======== RECORDS PROVIDED ========
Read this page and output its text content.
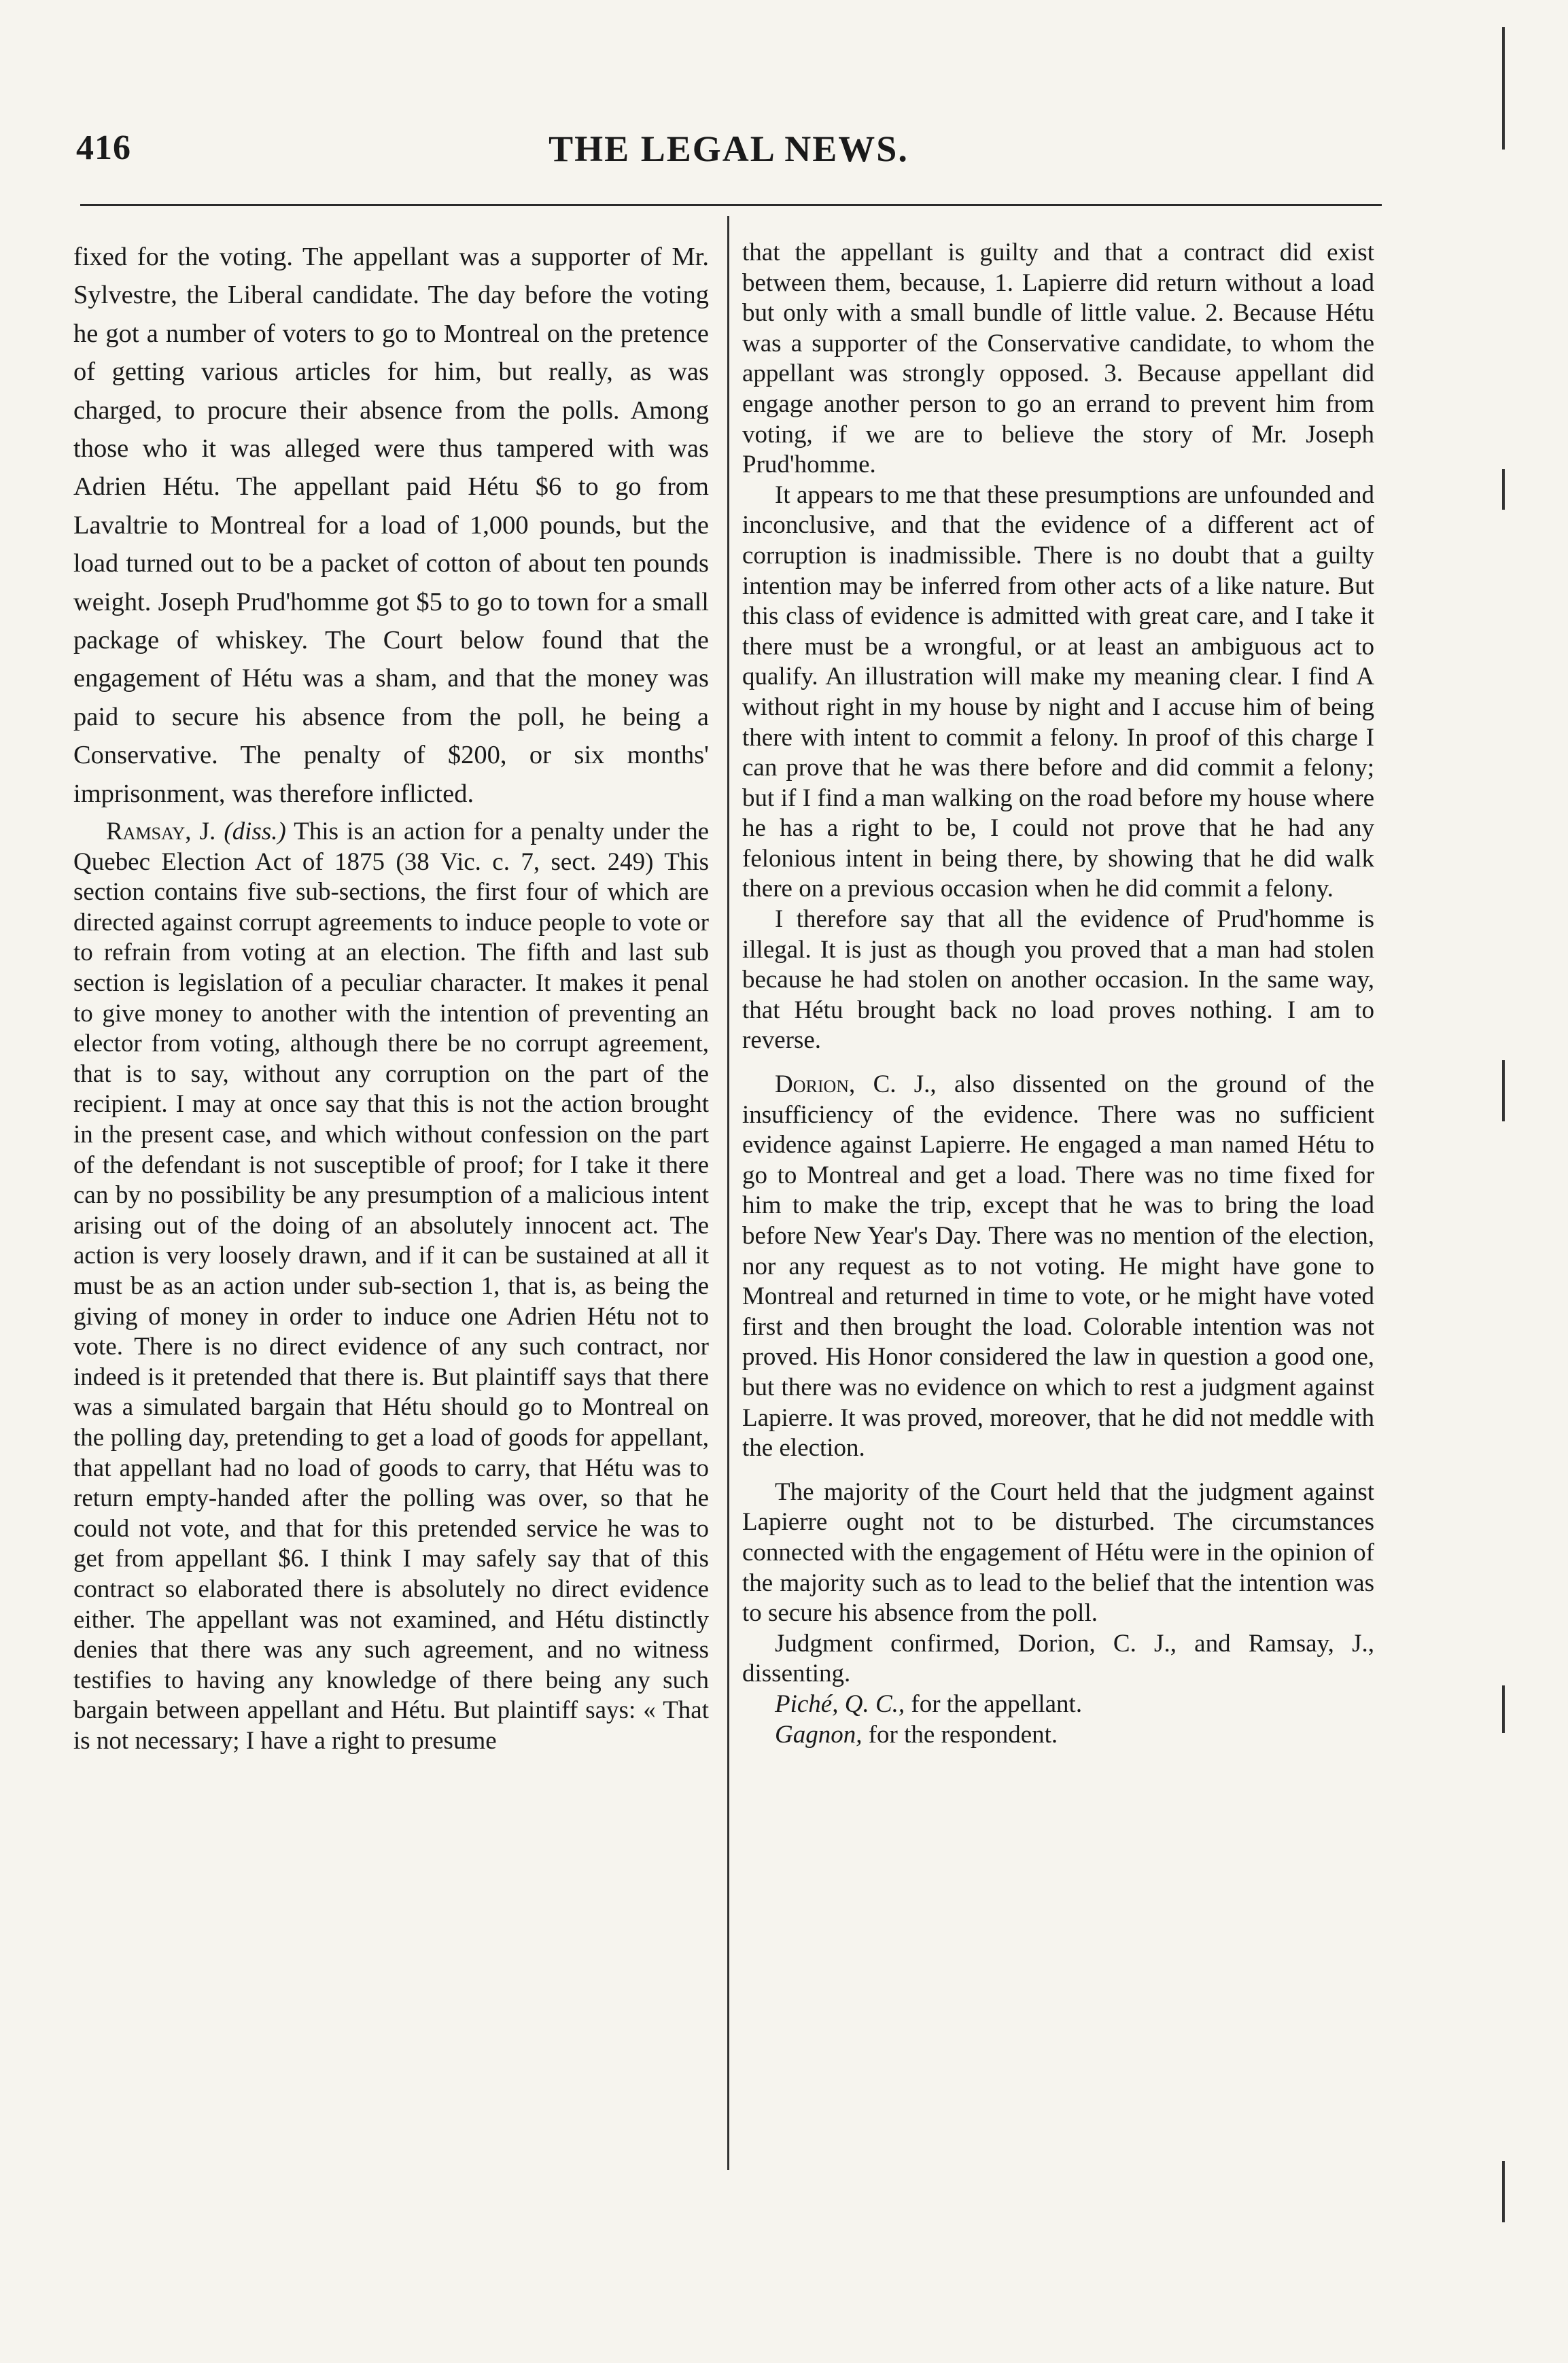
416	THE LEGAL NEWS.

fixed for the voting. The appellant was a supporter of Mr. Sylvestre, the Liberal candidate. The day before the voting he got a number of voters to go to Montreal on the pretence of getting various articles for him, but really, as was charged, to procure their absence from the polls. Among those who it was alleged were thus tampered with was Adrien Hétu. The appellant paid Hétu $6 to go from Lavaltrie to Montreal for a load of 1,000 pounds, but the load turned out to be a packet of cotton of about ten pounds weight. Joseph Prud'homme got $5 to go to town for a small package of whiskey. The Court below found that the engagement of Hétu was a sham, and that the money was paid to secure his absence from the poll, he being a Conservative. The penalty of $200, or six months' imprisonment, was therefore inflicted.

Ramsay, J. (diss.) This is an action for a penalty under the Quebec Election Act of 1875 (38 Vic. c. 7, sect. 249) This section contains five sub-sections, the first four of which are directed against corrupt agreements to induce people to vote or to refrain from voting at an election. The fifth and last sub section is legislation of a peculiar character. It makes it penal to give money to another with the intention of preventing an elector from voting, although there be no corrupt agreement, that is to say, without any corruption on the part of the recipient. I may at once say that this is not the action brought in the present case, and which without confession on the part of the defendant is not susceptible of proof; for I take it there can by no possibility be any presumption of a malicious intent arising out of the doing of an absolutely innocent act. The action is very loosely drawn, and if it can be sustained at all it must be as an action under sub-section 1, that is, as being the giving of money in order to induce one Adrien Hétu not to vote. There is no direct evidence of any such contract, nor indeed is it pretended that there is. But plaintiff says that there was a simulated bargain that Hétu should go to Montreal on the polling day, pretending to get a load of goods for appellant, that appellant had no load of goods to carry, that Hétu was to return empty-handed after the polling was over, so that he could not vote, and that for this pretended service he was to get from appellant $6. I think I may safely say that of this contract so elaborated there is absolutely no direct evidence either. The appellant was not examined, and Hétu distinctly denies that there was any such agreement, and no witness testifies to having any knowledge of there being any such bargain between appellant and Hétu. But plaintiff says: « That is not necessary; I have a right to presume

that the appellant is guilty and that a contract did exist between them, because, 1. Lapierre did return without a load but only with a small bundle of little value. 2. Because Hétu was a supporter of the Conservative candidate, to whom the appellant was strongly opposed. 3. Because appellant did engage another person to go an errand to prevent him from voting, if we are to believe the story of Mr. Joseph Prud'homme.

It appears to me that these presumptions are unfounded and inconclusive, and that the evidence of a different act of corruption is inadmissible. There is no doubt that a guilty intention may be inferred from other acts of a like nature. But this class of evidence is admitted with great care, and I take it there must be a wrongful, or at least an ambiguous act to qualify. An illustration will make my meaning clear. I find A without right in my house by night and I accuse him of being there with intent to commit a felony. In proof of this charge I can prove that he was there before and did commit a felony; but if I find a man walking on the road before my house where he has a right to be, I could not prove that he had any felonious intent in being there, by showing that he did walk there on a previous occasion when he did commit a felony.

I therefore say that all the evidence of Prud'homme is illegal. It is just as though you proved that a man had stolen because he had stolen on another occasion. In the same way, that Hétu brought back no load proves nothing. I am to reverse.

Dorion, C. J., also dissented on the ground of the insufficiency of the evidence. There was no sufficient evidence against Lapierre. He engaged a man named Hétu to go to Montreal and get a load. There was no time fixed for him to make the trip, except that he was to bring the load before New Year's Day. There was no mention of the election, nor any request as to not voting. He might have gone to Montreal and returned in time to vote, or he might have voted first and then brought the load. Colorable intention was not proved. His Honor considered the law in question a good one, but there was no evidence on which to rest a judgment against Lapierre. It was proved, moreover, that he did not meddle with the election.

The majority of the Court held that the judgment against Lapierre ought not to be disturbed. The circumstances connected with the engagement of Hétu were in the opinion of the majority such as to lead to the belief that the intention was to secure his absence from the poll.

Judgment confirmed, Dorion, C. J., and Ramsay, J., dissenting.

Piché, Q. C., for the appellant.

Gagnon, for the respondent.
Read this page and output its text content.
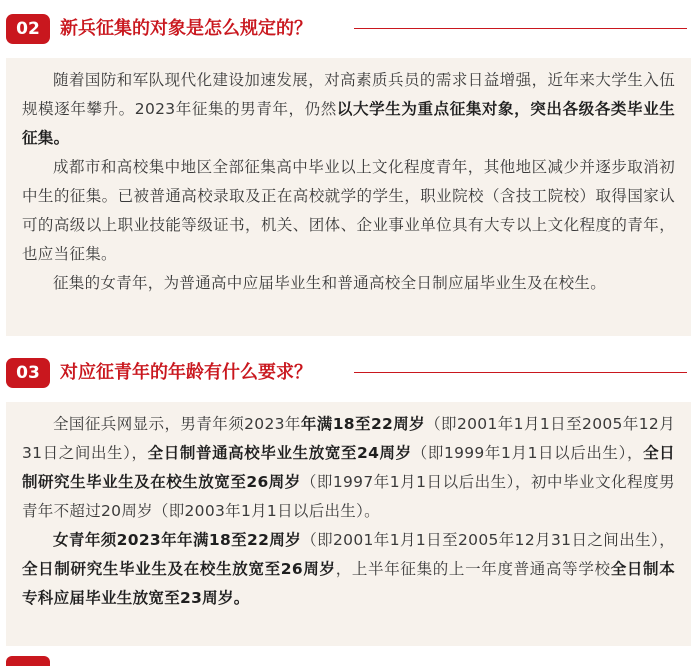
02	新兵征集的对象是怎么规定的？

随着国防和军队现代化建设加速发展，对高素质兵员的需求日益增强，近年来大学生入伍规模逐年攀升。2023年征集的男青年，仍然以大学生为重点征集对象，突出各级各类毕业生征集。

成都市和高校集中地区全部征集高中毕业以上文化程度青年，其他地区减少并逐步取消初中生的征集。已被普通高校录取及正在高校就学的学生，职业院校（含技工院校）取得国家认可的高级以上职业技能等级证书，机关、团体、企业事业单位具有大专以上文化程度的青年，也应当征集。

征集的女青年，为普通高中应届毕业生和普通高校全日制应届毕业生及在校生。

03	对应征青年的年龄有什么要求？

全国征兵网显示，男青年须2023年年满18至22周岁（即2001年1月1日至2005年12月31日之间出生），全日制普通高校毕业生放宽至24周岁（即1999年1月1日以后出生），全日制研究生毕业生及在校生放宽至26周岁（即1997年1月1日以后出生），初中毕业文化程度男青年不超过20周岁（即2003年1月1日以后出生）。

女青年须2023年年满18至22周岁（即2001年1月1日至2005年12月31日之间出生），全日制研究生毕业生及在校生放宽至26周岁，上半年征集的上一年度普通高等学校全日制本专科应届毕业生放宽至23周岁。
========
PROBLEM REQUIREMENTS
Retype each record exactly as it stands, but do not include the pictures.

THE COMPLETED TASK
Read this page and output its text content.
416	THE LEGAL NEWS.

fixed for the voting. The appellant was a supporter of Mr. Sylvestre, the Liberal candidate. The day before the voting he got a number of voters to go to Montreal on the pretence of getting various articles for him, but really, as was charged, to procure their absence from the polls. Among those who it was alleged were thus tampered with was Adrien Hétu. The appellant paid Hétu $6 to go from Lavaltrie to Montreal for a load of 1,000 pounds, but the load turned out to be a packet of cotton of about ten pounds weight. Joseph Prud'homme got $5 to go to town for a small package of whiskey. The Court below found that the engagement of Hétu was a sham, and that the money was paid to secure his absence from the poll, he being a Conservative. The penalty of $200, or six months' imprisonment, was therefore inflicted.

Ramsay, J. (diss.) This is an action for a penalty under the Quebec Election Act of 1875 (38 Vic. c. 7, sect. 249) This section contains five sub-sections, the first four of which are directed against corrupt agreements to induce people to vote or to refrain from voting at an election. The fifth and last sub section is legislation of a peculiar character. It makes it penal to give money to another with the intention of preventing an elector from voting, although there be no corrupt agreement, that is to say, without any corruption on the part of the recipient. I may at once say that this is not the action brought in the present case, and which without confession on the part of the defendant is not susceptible of proof; for I take it there can by no possibility be any presumption of a malicious intent arising out of the doing of an absolutely innocent act. The action is very loosely drawn, and if it can be sustained at all it must be as an action under sub-section 1, that is, as being the giving of money in order to induce one Adrien Hétu not to vote. There is no direct evidence of any such contract, nor indeed is it pretended that there is. But plaintiff says that there was a simulated bargain that Hétu should go to Montreal on the polling day, pretending to get a load of goods for appellant, that appellant had no load of goods to carry, that Hétu was to return empty-handed after the polling was over, so that he could not vote, and that for this pretended service he was to get from appellant $6. I think I may safely say that of this contract so elaborated there is absolutely no direct evidence either. The appellant was not examined, and Hétu distinctly denies that there was any such agreement, and no witness testifies to having any knowledge of there being any such bargain between appellant and Hétu. But plaintiff says: « That is not necessary; I have a right to presume

that the appellant is guilty and that a contract did exist between them, because, 1. Lapierre did return without a load but only with a small bundle of little value. 2. Because Hétu was a supporter of the Conservative candidate, to whom the appellant was strongly opposed. 3. Because appellant did engage another person to go an errand to prevent him from voting, if we are to believe the story of Mr. Joseph Prud'homme.

It appears to me that these presumptions are unfounded and inconclusive, and that the evidence of a different act of corruption is inadmissible. There is no doubt that a guilty intention may be inferred from other acts of a like nature. But this class of evidence is admitted with great care, and I take it there must be a wrongful, or at least an ambiguous act to qualify. An illustration will make my meaning clear. I find A without right in my house by night and I accuse him of being there with intent to commit a felony. In proof of this charge I can prove that he was there before and did commit a felony; but if I find a man walking on the road before my house where he has a right to be, I could not prove that he had any felonious intent in being there, by showing that he did walk there on a previous occasion when he did commit a felony.

I therefore say that all the evidence of Prud'homme is illegal. It is just as though you proved that a man had stolen because he had stolen on another occasion. In the same way, that Hétu brought back no load proves nothing. I am to reverse.

Dorion, C. J., also dissented on the ground of the insufficiency of the evidence. There was no sufficient evidence against Lapierre. He engaged a man named Hétu to go to Montreal and get a load. There was no time fixed for him to make the trip, except that he was to bring the load before New Year's Day. There was no mention of the election, nor any request as to not voting. He might have gone to Montreal and returned in time to vote, or he might have voted first and then brought the load. Colorable intention was not proved. His Honor considered the law in question a good one, but there was no evidence on which to rest a judgment against Lapierre. It was proved, moreover, that he did not meddle with the election.

The majority of the Court held that the judgment against Lapierre ought not to be disturbed. The circumstances connected with the engagement of Hétu were in the opinion of the majority such as to lead to the belief that the intention was to secure his absence from the poll.

Judgment confirmed, Dorion, C. J., and Ramsay, J., dissenting.

Piché, Q. C., for the appellant.

Gagnon, for the respondent.
Read this page and output its text content.
02	新兵征集的对象是怎么规定的？

随着国防和军队现代化建设加速发展，对高素质兵员的需求日益增强，近年来大学生入伍规模逐年攀升。2023年征集的男青年，仍然以大学生为重点征集对象，突出各级各类毕业生征集。

成都市和高校集中地区全部征集高中毕业以上文化程度青年，其他地区减少并逐步取消初中生的征集。已被普通高校录取及正在高校就学的学生，职业院校（含技工院校）取得国家认可的高级以上职业技能等级证书，机关、团体、企业事业单位具有大专以上文化程度的青年，也应当征集。

征集的女青年，为普通高中应届毕业生和普通高校全日制应届毕业生及在校生。

03	对应征青年的年龄有什么要求？

全国征兵网显示，男青年须2023年年满18至22周岁（即2001年1月1日至2005年12月31日之间出生），全日制普通高校毕业生放宽至24周岁（即1999年1月1日以后出生），全日制研究生毕业生及在校生放宽至26周岁（即1997年1月1日以后出生），初中毕业文化程度男青年不超过20周岁（即2003年1月1日以后出生）。

女青年须2023年年满18至22周岁（即2001年1月1日至2005年12月31日之间出生），全日制研究生毕业生及在校生放宽至26周岁，上半年征集的上一年度普通高等学校全日制本专科应届毕业生放宽至23周岁。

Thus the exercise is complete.